#### [WHAT THE EXERCISE ASKS]
Of all the lines in this data, how many include "ограничителя"? Respond with the number only.

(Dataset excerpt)
________________________________________
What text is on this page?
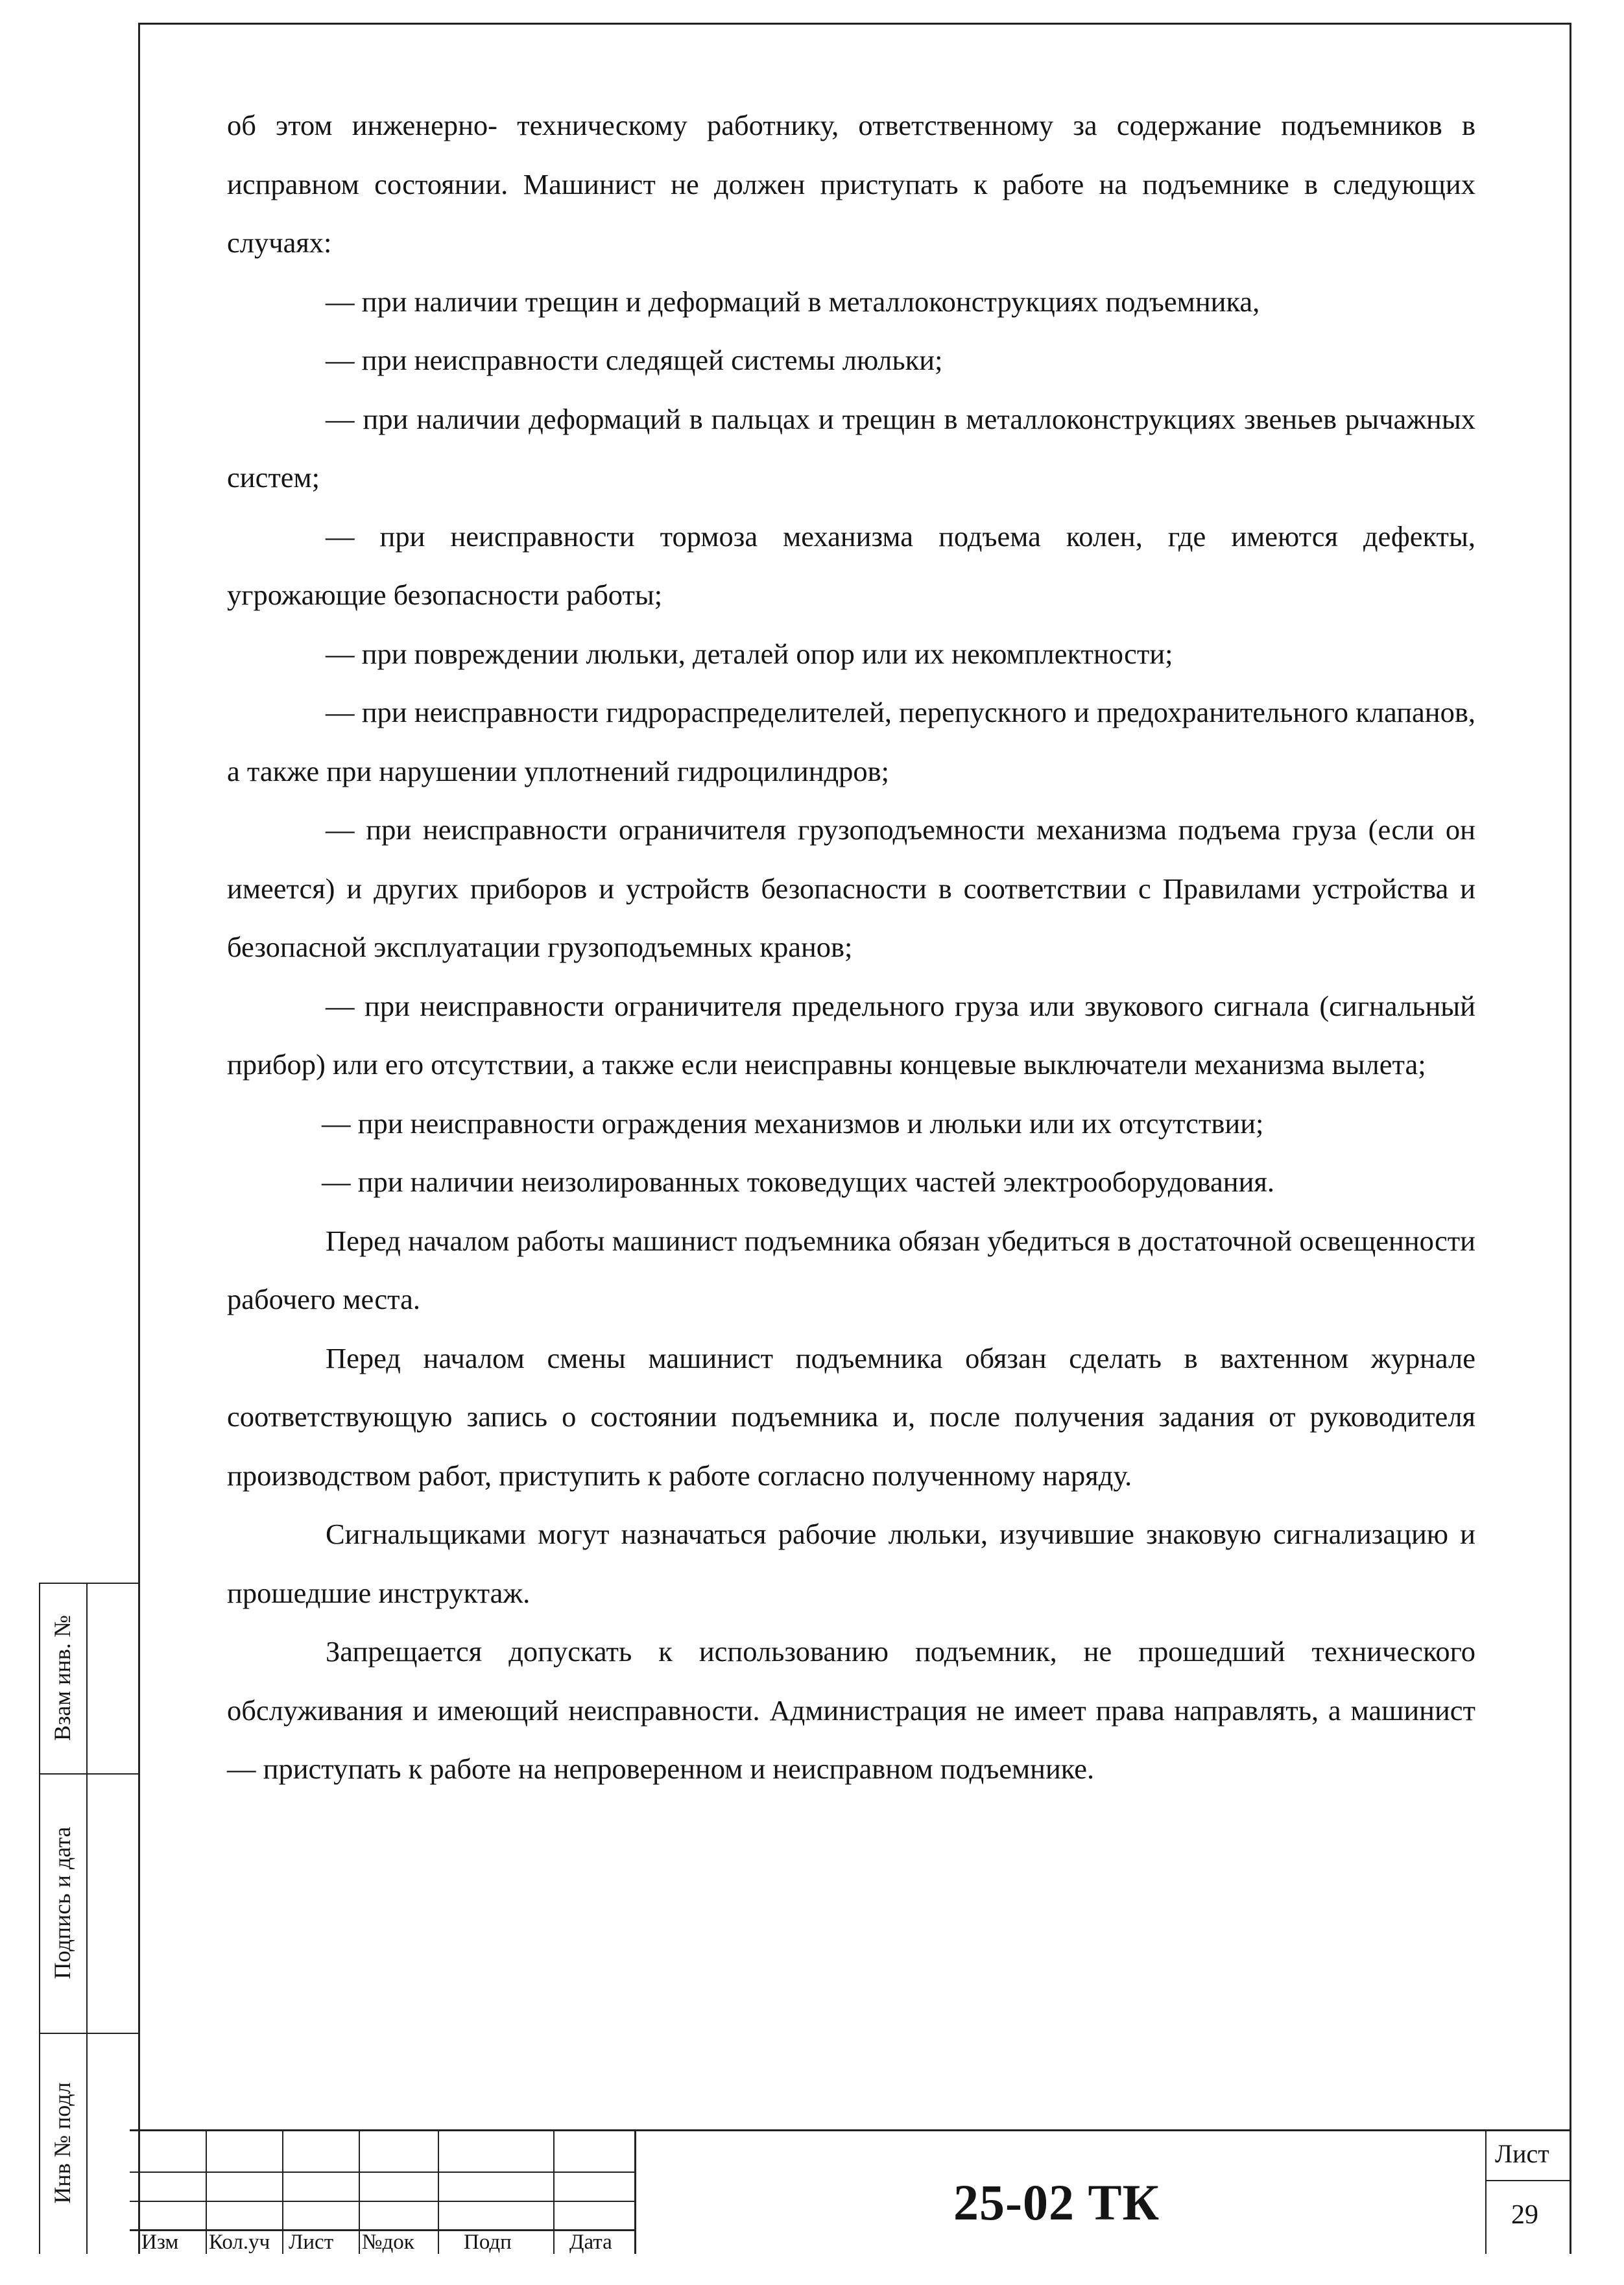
об этом инженерно- техническому работнику, ответственному за содержание подъемников в исправном состоянии. Машинист не должен приступать к работе на подъемнике в следующих случаях:

— при наличии трещин и деформаций в металлоконструкциях подъемника,

— при неисправности следящей системы люльки;

— при наличии деформаций в пальцах и трещин в металлоконструкциях звеньев рычажных систем;

— при неисправности тормоза механизма подъема колен, где имеются дефекты, угрожающие безопасности работы;

— при повреждении люльки, деталей опор или их некомплектности;

— при неисправности гидрораспределителей, перепускного и предохранительного клапанов, а также при нарушении уплотнений гидроцилиндров;

— при неисправности ограничителя грузоподъемности механизма подъема груза (если он имеется) и других приборов и устройств безопасности в соответствии с Правилами устройства и безопасной эксплуатации грузоподъемных кранов;

— при неисправности ограничителя предельного груза или звукового сигнала (сигнальный прибор) или его отсутствии, а также если неисправны концевые выключатели механизма вылета;

— при неисправности ограждения механизмов и люльки или их отсутствии;

— при наличии неизолированных токоведущих частей электрооборудования.

Перед началом работы машинист подъемника обязан убедиться в достаточной освещенности рабочего места.

Перед началом смены машинист подъемника обязан сделать в вахтенном журнале соответствующую запись о состоянии подъемника и, после получения задания от руководителя производством работ, приступить к работе согласно полученному наряду.

Сигнальщиками могут назначаться рабочие люльки, изучившие знаковую сигнализацию и прошедшие инструктаж.

Запрещается допускать к использованию подъемник, не прошедший технического обслуживания и имеющий неисправности. Администрация не имеет права направлять, а машинист — приступать к работе на непроверенном и неисправном подъемнике.

Взам инв. №
Подпись и дата
Инв № подл
Изм	Кол.уч Лист	№док	Подп	Дата
25-02 ТК
Лист
29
________________________________________
#### [FULL RESPONSE]
2